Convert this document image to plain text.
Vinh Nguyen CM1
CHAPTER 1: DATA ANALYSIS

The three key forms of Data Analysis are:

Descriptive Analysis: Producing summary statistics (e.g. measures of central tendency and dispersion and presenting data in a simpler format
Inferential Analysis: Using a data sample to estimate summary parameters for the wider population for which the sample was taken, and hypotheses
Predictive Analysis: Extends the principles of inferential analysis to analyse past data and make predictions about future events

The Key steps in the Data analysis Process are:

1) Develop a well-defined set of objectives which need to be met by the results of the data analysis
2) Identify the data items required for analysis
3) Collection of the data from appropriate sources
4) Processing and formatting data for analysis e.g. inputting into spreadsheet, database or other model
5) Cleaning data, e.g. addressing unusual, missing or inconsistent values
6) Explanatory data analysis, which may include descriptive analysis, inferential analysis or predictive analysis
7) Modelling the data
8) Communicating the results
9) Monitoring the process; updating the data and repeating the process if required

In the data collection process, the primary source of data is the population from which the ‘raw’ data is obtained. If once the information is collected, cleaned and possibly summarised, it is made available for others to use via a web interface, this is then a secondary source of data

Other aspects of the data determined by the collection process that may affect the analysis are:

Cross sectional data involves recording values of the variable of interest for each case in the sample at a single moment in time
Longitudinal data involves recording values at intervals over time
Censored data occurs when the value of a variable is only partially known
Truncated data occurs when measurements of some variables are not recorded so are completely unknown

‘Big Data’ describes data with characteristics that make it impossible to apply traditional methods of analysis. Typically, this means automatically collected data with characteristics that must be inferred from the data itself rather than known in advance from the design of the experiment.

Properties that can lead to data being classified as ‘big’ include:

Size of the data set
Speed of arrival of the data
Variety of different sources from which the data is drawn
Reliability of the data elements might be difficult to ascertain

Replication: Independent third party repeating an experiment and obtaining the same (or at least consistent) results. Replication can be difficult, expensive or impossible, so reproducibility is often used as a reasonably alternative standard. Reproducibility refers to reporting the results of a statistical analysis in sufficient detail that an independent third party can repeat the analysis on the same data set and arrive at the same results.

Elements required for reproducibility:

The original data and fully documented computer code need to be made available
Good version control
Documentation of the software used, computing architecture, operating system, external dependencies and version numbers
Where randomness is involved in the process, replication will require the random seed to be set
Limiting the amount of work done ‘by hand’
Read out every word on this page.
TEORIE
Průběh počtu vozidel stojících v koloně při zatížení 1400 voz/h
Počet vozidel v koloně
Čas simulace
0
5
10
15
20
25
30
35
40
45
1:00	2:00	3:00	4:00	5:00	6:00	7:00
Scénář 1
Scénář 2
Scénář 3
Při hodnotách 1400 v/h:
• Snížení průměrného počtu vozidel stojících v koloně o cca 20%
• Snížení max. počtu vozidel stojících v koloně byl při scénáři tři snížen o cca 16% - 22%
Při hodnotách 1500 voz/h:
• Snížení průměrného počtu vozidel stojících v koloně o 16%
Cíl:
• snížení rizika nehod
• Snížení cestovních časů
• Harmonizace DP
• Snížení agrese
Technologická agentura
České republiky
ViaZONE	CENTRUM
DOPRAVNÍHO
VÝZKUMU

......

> What to produce:
Only the number is wanted: how many lines in the preceding entries hold the string "that"?

> Solution to this task:
4